# Supplied material start

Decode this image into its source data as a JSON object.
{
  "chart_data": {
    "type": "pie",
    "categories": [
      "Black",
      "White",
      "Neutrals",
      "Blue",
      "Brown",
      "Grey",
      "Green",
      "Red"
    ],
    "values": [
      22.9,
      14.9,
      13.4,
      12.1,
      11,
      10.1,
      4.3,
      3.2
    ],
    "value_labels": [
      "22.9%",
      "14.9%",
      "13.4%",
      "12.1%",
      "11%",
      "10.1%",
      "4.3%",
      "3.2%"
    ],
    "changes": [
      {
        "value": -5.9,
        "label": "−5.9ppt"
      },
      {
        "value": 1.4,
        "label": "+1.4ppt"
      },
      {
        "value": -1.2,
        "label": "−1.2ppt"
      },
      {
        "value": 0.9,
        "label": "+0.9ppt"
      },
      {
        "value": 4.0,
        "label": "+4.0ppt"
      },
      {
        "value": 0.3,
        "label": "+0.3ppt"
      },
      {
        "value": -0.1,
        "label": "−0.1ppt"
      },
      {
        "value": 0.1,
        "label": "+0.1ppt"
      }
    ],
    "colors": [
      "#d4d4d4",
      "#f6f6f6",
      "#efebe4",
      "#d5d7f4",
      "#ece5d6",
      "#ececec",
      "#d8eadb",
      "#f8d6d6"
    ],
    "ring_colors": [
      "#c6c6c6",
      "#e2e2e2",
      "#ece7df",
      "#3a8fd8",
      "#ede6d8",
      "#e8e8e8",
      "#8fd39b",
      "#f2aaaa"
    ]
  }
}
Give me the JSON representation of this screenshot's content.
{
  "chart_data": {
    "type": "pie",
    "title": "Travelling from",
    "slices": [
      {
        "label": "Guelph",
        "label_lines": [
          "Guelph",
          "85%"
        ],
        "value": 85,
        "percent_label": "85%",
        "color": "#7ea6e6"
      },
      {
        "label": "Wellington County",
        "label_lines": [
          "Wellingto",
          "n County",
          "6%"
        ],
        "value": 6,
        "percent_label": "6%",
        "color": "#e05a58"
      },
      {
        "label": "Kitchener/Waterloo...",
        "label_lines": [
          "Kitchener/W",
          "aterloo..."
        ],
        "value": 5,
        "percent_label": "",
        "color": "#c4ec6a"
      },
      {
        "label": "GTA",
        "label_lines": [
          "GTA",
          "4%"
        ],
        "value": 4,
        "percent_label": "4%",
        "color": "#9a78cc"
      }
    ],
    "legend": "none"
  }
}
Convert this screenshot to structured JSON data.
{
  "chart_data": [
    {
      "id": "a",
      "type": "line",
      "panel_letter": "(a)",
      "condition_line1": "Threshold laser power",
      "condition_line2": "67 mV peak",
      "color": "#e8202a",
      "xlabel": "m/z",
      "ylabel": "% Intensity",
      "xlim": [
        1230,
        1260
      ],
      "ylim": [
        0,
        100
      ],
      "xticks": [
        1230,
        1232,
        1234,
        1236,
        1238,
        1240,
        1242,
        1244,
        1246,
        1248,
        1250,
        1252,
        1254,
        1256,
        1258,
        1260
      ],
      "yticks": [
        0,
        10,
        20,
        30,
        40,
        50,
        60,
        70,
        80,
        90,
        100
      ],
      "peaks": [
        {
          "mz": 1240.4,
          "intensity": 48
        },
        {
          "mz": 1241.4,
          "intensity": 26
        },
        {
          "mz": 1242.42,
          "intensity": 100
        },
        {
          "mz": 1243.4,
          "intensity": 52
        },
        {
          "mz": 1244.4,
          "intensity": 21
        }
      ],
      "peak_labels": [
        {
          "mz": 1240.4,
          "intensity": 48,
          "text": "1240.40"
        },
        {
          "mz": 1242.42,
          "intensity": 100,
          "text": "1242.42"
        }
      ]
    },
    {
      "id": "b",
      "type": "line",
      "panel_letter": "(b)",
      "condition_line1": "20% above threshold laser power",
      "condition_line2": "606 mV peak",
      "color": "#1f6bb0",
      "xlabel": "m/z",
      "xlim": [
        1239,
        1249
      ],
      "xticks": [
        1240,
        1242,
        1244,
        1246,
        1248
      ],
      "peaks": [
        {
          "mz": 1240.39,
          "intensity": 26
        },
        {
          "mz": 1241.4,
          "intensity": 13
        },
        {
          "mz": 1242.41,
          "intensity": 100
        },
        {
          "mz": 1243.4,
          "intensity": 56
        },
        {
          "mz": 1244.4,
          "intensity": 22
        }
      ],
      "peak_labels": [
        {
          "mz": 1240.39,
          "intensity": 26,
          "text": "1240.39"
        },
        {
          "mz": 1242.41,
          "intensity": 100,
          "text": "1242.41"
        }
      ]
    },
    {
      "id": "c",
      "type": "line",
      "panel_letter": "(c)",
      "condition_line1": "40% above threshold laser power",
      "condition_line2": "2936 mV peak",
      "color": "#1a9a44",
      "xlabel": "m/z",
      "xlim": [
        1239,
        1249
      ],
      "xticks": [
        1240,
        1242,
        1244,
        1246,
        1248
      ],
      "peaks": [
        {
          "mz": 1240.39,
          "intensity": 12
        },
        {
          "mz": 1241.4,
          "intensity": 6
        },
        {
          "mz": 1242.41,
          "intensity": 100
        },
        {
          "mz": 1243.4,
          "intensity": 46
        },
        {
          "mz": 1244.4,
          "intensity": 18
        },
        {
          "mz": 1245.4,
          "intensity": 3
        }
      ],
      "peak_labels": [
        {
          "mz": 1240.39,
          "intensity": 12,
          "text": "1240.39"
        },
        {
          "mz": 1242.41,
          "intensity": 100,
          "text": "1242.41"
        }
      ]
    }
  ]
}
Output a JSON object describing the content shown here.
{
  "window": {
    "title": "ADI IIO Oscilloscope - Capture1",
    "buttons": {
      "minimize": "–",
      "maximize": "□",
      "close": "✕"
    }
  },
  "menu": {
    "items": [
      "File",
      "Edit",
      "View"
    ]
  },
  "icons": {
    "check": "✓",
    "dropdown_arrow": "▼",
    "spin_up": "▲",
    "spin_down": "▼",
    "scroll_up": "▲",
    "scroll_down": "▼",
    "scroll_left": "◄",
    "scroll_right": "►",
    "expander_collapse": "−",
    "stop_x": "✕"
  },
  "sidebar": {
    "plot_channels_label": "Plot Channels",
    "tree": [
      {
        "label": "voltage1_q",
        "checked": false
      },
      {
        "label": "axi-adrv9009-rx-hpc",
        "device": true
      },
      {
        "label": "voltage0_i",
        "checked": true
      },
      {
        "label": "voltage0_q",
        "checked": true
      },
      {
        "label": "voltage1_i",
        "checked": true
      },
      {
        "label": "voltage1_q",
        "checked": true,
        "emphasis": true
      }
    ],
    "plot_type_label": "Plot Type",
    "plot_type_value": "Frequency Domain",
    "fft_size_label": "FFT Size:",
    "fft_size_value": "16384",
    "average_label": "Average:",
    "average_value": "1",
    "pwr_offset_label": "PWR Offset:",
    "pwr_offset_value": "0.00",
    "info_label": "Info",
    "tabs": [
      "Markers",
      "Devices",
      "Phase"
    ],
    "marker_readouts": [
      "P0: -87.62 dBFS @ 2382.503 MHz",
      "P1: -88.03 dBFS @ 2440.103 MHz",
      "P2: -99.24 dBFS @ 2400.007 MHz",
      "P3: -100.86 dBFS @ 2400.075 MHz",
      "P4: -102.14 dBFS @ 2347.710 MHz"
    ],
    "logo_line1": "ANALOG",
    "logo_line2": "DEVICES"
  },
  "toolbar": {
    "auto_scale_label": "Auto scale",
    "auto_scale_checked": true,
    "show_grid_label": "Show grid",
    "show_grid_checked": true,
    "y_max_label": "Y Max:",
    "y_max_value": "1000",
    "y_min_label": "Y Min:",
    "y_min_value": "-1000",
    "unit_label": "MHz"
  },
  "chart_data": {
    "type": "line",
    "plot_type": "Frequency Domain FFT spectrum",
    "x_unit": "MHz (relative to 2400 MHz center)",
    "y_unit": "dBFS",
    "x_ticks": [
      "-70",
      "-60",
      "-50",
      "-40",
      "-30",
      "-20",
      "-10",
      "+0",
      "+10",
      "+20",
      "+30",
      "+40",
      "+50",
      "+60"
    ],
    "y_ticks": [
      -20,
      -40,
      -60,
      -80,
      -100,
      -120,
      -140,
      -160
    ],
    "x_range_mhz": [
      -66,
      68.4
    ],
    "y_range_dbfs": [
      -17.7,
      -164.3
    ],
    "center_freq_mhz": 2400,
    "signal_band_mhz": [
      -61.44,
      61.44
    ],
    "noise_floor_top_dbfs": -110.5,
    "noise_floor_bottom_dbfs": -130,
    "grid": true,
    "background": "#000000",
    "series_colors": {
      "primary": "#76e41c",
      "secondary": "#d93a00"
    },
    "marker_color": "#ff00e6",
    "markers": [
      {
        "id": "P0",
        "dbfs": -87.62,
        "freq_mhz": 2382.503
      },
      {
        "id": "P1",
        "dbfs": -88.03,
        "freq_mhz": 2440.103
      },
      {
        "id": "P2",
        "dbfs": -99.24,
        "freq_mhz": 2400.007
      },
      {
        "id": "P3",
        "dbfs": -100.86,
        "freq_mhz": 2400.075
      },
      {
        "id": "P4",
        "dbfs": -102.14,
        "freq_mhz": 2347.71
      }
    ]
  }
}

# Supplied material end

Collect every line above that contains the word "Kitchener".

        "label": "Kitchener/Waterloo...",
          "Kitchener/W",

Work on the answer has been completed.